# Task:
Extract all lines in the data that contain the word "handle".

# Records:
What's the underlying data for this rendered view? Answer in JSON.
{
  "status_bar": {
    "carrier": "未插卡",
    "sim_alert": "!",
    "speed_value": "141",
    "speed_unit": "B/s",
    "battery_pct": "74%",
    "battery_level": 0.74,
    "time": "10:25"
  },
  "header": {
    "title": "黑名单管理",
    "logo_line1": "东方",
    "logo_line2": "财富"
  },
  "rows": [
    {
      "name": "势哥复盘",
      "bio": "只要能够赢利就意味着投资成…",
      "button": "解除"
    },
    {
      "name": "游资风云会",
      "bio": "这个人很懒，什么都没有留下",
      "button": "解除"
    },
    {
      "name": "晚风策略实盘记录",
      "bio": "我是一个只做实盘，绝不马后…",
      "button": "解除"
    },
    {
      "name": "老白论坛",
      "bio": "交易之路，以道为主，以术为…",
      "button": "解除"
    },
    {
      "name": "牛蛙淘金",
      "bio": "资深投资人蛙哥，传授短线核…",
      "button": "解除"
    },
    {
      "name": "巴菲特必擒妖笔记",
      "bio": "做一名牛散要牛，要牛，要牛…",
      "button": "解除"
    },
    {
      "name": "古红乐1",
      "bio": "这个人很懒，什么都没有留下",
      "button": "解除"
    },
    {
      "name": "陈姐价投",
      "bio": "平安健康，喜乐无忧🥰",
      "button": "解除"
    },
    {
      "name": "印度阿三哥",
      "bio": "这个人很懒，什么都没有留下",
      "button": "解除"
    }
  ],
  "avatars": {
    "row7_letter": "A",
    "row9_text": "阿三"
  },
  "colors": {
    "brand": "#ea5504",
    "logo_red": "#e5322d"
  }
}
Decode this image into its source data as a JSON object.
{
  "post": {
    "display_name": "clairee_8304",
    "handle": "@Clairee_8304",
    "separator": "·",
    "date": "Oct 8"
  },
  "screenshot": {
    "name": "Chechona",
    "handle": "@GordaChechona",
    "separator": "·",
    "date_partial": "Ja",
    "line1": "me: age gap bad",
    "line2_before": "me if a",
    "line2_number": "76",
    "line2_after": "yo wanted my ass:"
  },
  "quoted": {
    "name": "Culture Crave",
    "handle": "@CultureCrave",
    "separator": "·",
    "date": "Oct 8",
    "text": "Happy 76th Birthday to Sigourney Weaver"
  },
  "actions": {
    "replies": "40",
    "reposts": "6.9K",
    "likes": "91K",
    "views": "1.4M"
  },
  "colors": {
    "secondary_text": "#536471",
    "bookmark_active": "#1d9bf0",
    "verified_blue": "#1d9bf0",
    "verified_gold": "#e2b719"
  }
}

# Answer for this exercise:
    "handle": "@Clairee_8304",
    "handle": "@GordaChechona",
    "handle": "@CultureCrave",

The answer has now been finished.